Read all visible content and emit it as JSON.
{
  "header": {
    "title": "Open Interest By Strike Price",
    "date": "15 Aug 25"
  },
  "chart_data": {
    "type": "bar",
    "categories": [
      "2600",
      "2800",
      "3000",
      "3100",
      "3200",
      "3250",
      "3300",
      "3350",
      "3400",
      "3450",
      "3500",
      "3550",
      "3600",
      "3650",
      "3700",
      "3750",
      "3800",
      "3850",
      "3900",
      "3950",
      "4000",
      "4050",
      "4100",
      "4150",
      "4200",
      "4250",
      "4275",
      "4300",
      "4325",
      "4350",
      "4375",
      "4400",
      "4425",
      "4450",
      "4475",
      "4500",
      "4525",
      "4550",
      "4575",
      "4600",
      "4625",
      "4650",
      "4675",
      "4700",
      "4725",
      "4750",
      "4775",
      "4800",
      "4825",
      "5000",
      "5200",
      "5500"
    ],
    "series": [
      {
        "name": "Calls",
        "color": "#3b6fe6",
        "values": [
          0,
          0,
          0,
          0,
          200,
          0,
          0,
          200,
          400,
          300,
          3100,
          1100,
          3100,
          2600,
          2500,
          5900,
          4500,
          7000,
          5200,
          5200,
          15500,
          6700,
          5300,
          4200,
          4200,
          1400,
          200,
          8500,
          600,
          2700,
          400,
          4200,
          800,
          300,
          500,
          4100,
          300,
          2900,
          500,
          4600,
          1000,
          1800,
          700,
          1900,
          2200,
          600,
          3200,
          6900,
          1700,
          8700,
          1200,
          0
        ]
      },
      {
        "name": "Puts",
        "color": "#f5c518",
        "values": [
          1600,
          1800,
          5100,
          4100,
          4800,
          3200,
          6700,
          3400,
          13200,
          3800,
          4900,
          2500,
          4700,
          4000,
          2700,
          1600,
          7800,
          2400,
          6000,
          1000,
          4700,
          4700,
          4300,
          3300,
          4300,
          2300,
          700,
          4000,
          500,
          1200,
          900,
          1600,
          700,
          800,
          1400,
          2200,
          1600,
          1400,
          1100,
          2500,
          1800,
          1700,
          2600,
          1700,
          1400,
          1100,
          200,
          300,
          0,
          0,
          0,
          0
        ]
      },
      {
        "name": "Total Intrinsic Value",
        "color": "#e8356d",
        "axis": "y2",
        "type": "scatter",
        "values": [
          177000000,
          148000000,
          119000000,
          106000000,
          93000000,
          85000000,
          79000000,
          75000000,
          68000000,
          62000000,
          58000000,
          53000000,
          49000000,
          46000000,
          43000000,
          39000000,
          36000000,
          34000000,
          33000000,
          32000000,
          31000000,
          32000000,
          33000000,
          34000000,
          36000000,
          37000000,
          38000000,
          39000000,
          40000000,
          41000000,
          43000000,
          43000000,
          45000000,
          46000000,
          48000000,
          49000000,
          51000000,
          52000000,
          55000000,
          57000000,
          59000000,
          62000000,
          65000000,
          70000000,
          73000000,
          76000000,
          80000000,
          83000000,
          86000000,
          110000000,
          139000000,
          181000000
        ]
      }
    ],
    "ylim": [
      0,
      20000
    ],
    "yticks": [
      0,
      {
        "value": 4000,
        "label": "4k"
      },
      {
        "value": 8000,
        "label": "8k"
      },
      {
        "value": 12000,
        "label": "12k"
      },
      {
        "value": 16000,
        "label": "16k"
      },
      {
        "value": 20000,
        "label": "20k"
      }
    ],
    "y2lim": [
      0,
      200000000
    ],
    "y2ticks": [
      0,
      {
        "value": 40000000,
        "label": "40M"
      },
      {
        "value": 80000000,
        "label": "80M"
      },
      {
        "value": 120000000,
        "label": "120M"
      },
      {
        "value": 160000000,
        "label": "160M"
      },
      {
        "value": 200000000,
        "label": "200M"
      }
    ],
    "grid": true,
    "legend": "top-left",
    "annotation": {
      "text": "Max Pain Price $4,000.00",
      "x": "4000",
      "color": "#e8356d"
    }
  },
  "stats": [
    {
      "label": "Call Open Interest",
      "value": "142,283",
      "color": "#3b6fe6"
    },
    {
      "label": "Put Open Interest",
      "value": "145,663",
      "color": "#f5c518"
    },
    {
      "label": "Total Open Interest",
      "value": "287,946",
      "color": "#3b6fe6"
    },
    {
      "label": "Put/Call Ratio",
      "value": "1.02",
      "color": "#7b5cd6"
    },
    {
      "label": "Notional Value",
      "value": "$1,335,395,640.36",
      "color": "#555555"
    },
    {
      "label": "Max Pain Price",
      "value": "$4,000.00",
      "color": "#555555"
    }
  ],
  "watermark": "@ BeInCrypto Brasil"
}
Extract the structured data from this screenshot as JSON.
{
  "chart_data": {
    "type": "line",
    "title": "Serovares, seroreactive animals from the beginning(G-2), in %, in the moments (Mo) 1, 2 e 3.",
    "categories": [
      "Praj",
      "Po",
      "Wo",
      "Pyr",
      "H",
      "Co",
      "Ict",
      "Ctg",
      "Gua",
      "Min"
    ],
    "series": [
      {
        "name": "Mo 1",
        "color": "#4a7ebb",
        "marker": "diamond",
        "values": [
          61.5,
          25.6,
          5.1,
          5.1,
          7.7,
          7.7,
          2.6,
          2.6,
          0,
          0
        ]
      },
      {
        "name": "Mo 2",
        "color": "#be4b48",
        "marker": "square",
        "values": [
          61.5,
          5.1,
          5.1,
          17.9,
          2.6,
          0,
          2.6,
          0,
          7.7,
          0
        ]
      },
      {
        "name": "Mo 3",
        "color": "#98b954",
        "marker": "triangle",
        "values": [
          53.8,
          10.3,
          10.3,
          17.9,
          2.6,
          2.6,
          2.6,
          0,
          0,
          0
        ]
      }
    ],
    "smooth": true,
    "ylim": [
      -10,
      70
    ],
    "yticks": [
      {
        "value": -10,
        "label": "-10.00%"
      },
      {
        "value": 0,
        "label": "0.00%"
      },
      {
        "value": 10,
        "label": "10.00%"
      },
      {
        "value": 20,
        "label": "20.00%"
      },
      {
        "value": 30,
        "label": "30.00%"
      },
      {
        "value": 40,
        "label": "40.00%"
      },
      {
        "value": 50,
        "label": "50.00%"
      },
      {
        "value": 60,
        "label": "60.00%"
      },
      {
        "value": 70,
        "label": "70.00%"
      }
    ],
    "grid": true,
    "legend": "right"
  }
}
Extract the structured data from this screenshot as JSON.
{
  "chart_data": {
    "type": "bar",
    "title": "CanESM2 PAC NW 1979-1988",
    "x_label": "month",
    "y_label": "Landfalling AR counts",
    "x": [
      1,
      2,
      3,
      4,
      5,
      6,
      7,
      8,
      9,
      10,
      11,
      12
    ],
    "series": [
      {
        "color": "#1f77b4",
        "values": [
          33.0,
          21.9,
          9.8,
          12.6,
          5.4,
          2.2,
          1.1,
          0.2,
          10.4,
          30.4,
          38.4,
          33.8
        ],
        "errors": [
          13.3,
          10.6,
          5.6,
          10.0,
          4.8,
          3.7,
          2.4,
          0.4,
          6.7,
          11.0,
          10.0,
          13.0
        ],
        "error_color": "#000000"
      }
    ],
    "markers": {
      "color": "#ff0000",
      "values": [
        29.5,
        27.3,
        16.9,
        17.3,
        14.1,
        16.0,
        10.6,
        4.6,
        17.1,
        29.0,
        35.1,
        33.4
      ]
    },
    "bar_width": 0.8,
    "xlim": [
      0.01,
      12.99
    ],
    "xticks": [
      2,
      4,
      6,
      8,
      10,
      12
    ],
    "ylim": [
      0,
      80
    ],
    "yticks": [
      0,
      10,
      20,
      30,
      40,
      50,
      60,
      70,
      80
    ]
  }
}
□ □ □ □ □
• **INSTRUCTION**:
Extract the complete listing verbatim.

• **RESULT OF THIS EXERCISE**:
Read all visible content and emit it as JSON.
{
  "header": {
    "title": "Open Interest By Strike Price",
    "date": "15 Aug 25"
  },
  "chart_data": {
    "type": "bar",
    "categories": [
      "2600",
      "2800",
      "3000",
      "3100",
      "3200",
      "3250",
      "3300",
      "3350",
      "3400",
      "3450",
      "3500",
      "3550",
      "3600",
      "3650",
      "3700",
      "3750",
      "3800",
      "3850",
      "3900",
      "3950",
      "4000",
      "4050",
      "4100",
      "4150",
      "4200",
      "4250",
      "4275",
      "4300",
      "4325",
      "4350",
      "4375",
      "4400",
      "4425",
      "4450",
      "4475",
      "4500",
      "4525",
      "4550",
      "4575",
      "4600",
      "4625",
      "4650",
      "4675",
      "4700",
      "4725",
      "4750",
      "4775",
      "4800",
      "4825",
      "5000",
      "5200",
      "5500"
    ],
    "series": [
      {
        "name": "Calls",
        "color": "#3b6fe6",
        "values": [
          0,
          0,
          0,
          0,
          200,
          0,
          0,
          200,
          400,
          300,
          3100,
          1100,
          3100,
          2600,
          2500,
          5900,
          4500,
          7000,
          5200,
          5200,
          15500,
          6700,
          5300,
          4200,
          4200,
          1400,
          200,
          8500,
          600,
          2700,
          400,
          4200,
          800,
          300,
          500,
          4100,
          300,
          2900,
          500,
          4600,
          1000,
          1800,
          700,
          1900,
          2200,
          600,
          3200,
          6900,
          1700,
          8700,
          1200,
          0
        ]
      },
      {
        "name": "Puts",
        "color": "#f5c518",
        "values": [
          1600,
          1800,
          5100,
          4100,
          4800,
          3200,
          6700,
          3400,
          13200,
          3800,
          4900,
          2500,
          4700,
          4000,
          2700,
          1600,
          7800,
          2400,
          6000,
          1000,
          4700,
          4700,
          4300,
          3300,
          4300,
          2300,
          700,
          4000,
          500,
          1200,
          900,
          1600,
          700,
          800,
          1400,
          2200,
          1600,
          1400,
          1100,
          2500,
          1800,
          1700,
          2600,
          1700,
          1400,
          1100,
          200,
          300,
          0,
          0,
          0,
          0
        ]
      },
      {
        "name": "Total Intrinsic Value",
        "color": "#e8356d",
        "axis": "y2",
        "type": "scatter",
        "values": [
          177000000,
          148000000,
          119000000,
          106000000,
          93000000,
          85000000,
          79000000,
          75000000,
          68000000,
          62000000,
          58000000,
          53000000,
          49000000,
          46000000,
          43000000,
          39000000,
          36000000,
          34000000,
          33000000,
          32000000,
          31000000,
          32000000,
          33000000,
          34000000,
          36000000,
          37000000,
          38000000,
          39000000,
          40000000,
          41000000,
          43000000,
          43000000,
          45000000,
          46000000,
          48000000,
          49000000,
          51000000,
          52000000,
          55000000,
          57000000,
          59000000,
          62000000,
          65000000,
          70000000,
          73000000,
          76000000,
          80000000,
          83000000,
          86000000,
          110000000,
          139000000,
          181000000
        ]
      }
    ],
    "ylim": [
      0,
      20000
    ],
    "yticks": [
      0,
      {
        "value": 4000,
        "label": "4k"
      },
      {
        "value": 8000,
        "label": "8k"
      },
      {
        "value": 12000,
        "label": "12k"
      },
      {
        "value": 16000,
        "label": "16k"
      },
      {
        "value": 20000,
        "label": "20k"
      }
    ],
    "y2lim": [
      0,
      200000000
    ],
    "y2ticks": [
      0,
      {
        "value": 40000000,
        "label": "40M"
      },
      {
        "value": 80000000,
        "label": "80M"
      },
      {
        "value": 120000000,
        "label": "120M"
      },
      {
        "value": 160000000,
        "label": "160M"
      },
      {
        "value": 200000000,
        "label": "200M"
      }
    ],
    "grid": true,
    "legend": "top-left",
    "annotation": {
      "text": "Max Pain Price $4,000.00",
      "x": "4000",
      "color": "#e8356d"
    }
  },
  "stats": [
    {
      "label": "Call Open Interest",
      "value": "142,283",
      "color": "#3b6fe6"
    },
    {
      "label": "Put Open Interest",
      "value": "145,663",
      "color": "#f5c518"
    },
    {
      "label": "Total Open Interest",
      "value": "287,946",
      "color": "#3b6fe6"
    },
    {
      "label": "Put/Call Ratio",
      "value": "1.02",
      "color": "#7b5cd6"
    },
    {
      "label": "Notional Value",
      "value": "$1,335,395,640.36",
      "color": "#555555"
    },
    {
      "label": "Max Pain Price",
      "value": "$4,000.00",
      "color": "#555555"
    }
  ],
  "watermark": "@ BeInCrypto Brasil"
}
Extract the structured data from this screenshot as JSON.
{
  "chart_data": {
    "type": "line",
    "title": "Serovares, seroreactive animals from the beginning(G-2), in %, in the moments (Mo) 1, 2 e 3.",
    "categories": [
      "Praj",
      "Po",
      "Wo",
      "Pyr",
      "H",
      "Co",
      "Ict",
      "Ctg",
      "Gua",
      "Min"
    ],
    "series": [
      {
        "name": "Mo 1",
        "color": "#4a7ebb",
        "marker": "diamond",
        "values": [
          61.5,
          25.6,
          5.1,
          5.1,
          7.7,
          7.7,
          2.6,
          2.6,
          0,
          0
        ]
      },
      {
        "name": "Mo 2",
        "color": "#be4b48",
        "marker": "square",
        "values": [
          61.5,
          5.1,
          5.1,
          17.9,
          2.6,
          0,
          2.6,
          0,
          7.7,
          0
        ]
      },
      {
        "name": "Mo 3",
        "color": "#98b954",
        "marker": "triangle",
        "values": [
          53.8,
          10.3,
          10.3,
          17.9,
          2.6,
          2.6,
          2.6,
          0,
          0,
          0
        ]
      }
    ],
    "smooth": true,
    "ylim": [
      -10,
      70
    ],
    "yticks": [
      {
        "value": -10,
        "label": "-10.00%"
      },
      {
        "value": 0,
        "label": "0.00%"
      },
      {
        "value": 10,
        "label": "10.00%"
      },
      {
        "value": 20,
        "label": "20.00%"
      },
      {
        "value": 30,
        "label": "30.00%"
      },
      {
        "value": 40,
        "label": "40.00%"
      },
      {
        "value": 50,
        "label": "50.00%"
      },
      {
        "value": 60,
        "label": "60.00%"
      },
      {
        "value": 70,
        "label": "70.00%"
      }
    ],
    "grid": true,
    "legend": "right"
  }
}
Extract the structured data from this screenshot as JSON.
{
  "chart_data": {
    "type": "bar",
    "title": "CanESM2 PAC NW 1979-1988",
    "x_label": "month",
    "y_label": "Landfalling AR counts",
    "x": [
      1,
      2,
      3,
      4,
      5,
      6,
      7,
      8,
      9,
      10,
      11,
      12
    ],
    "series": [
      {
        "color": "#1f77b4",
        "values": [
          33.0,
          21.9,
          9.8,
          12.6,
          5.4,
          2.2,
          1.1,
          0.2,
          10.4,
          30.4,
          38.4,
          33.8
        ],
        "errors": [
          13.3,
          10.6,
          5.6,
          10.0,
          4.8,
          3.7,
          2.4,
          0.4,
          6.7,
          11.0,
          10.0,
          13.0
        ],
        "error_color": "#000000"
      }
    ],
    "markers": {
      "color": "#ff0000",
      "values": [
        29.5,
        27.3,
        16.9,
        17.3,
        14.1,
        16.0,
        10.6,
        4.6,
        17.1,
        29.0,
        35.1,
        33.4
      ]
    },
    "bar_width": 0.8,
    "xlim": [
      0.01,
      12.99
    ],
    "xticks": [
      2,
      4,
      6,
      8,
      10,
      12
    ],
    "ylim": [
      0,
      80
    ],
    "yticks": [
      0,
      10,
      20,
      30,
      40,
      50,
      60,
      70,
      80
    ]
  }
}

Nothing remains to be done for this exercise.